Stated goal: Each entry that follows must be output without any deviation.

Source material:
#####
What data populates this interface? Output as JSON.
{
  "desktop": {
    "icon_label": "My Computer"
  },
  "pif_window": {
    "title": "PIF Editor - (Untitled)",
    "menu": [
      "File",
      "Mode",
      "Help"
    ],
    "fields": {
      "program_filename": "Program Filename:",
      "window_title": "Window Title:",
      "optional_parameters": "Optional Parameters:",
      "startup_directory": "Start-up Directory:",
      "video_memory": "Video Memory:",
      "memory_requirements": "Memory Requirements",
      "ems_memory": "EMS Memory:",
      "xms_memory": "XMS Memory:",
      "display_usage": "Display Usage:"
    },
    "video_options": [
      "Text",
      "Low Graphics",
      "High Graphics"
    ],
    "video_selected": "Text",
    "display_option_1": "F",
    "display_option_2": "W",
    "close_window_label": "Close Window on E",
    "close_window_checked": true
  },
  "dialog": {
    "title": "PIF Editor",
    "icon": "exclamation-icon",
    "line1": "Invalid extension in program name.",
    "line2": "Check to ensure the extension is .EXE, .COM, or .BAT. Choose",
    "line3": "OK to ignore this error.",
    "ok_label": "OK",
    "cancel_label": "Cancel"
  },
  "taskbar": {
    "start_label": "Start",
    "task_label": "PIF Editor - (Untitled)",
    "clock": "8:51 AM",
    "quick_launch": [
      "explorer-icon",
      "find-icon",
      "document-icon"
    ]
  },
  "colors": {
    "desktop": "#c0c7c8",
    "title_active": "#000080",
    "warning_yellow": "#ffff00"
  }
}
#####
Right answer:
What data populates this interface? Output as JSON.
{
  "desktop": {
    "icon_label": "My Computer"
  },
  "pif_window": {
    "title": "PIF Editor - (Untitled)",
    "menu": [
      "File",
      "Mode",
      "Help"
    ],
    "fields": {
      "program_filename": "Program Filename:",
      "window_title": "Window Title:",
      "optional_parameters": "Optional Parameters:",
      "startup_directory": "Start-up Directory:",
      "video_memory": "Video Memory:",
      "memory_requirements": "Memory Requirements",
      "ems_memory": "EMS Memory:",
      "xms_memory": "XMS Memory:",
      "display_usage": "Display Usage:"
    },
    "video_options": [
      "Text",
      "Low Graphics",
      "High Graphics"
    ],
    "video_selected": "Text",
    "display_option_1": "F",
    "display_option_2": "W",
    "close_window_label": "Close Window on E",
    "close_window_checked": true
  },
  "dialog": {
    "title": "PIF Editor",
    "icon": "exclamation-icon",
    "line1": "Invalid extension in program name.",
    "line2": "Check to ensure the extension is .EXE, .COM, or .BAT. Choose",
    "line3": "OK to ignore this error.",
    "ok_label": "OK",
    "cancel_label": "Cancel"
  },
  "taskbar": {
    "start_label": "Start",
    "task_label": "PIF Editor - (Untitled)",
    "clock": "8:51 AM",
    "quick_launch": [
      "explorer-icon",
      "find-icon",
      "document-icon"
    ]
  },
  "colors": {
    "desktop": "#c0c7c8",
    "title_active": "#000080",
    "warning_yellow": "#ffff00"
  }
}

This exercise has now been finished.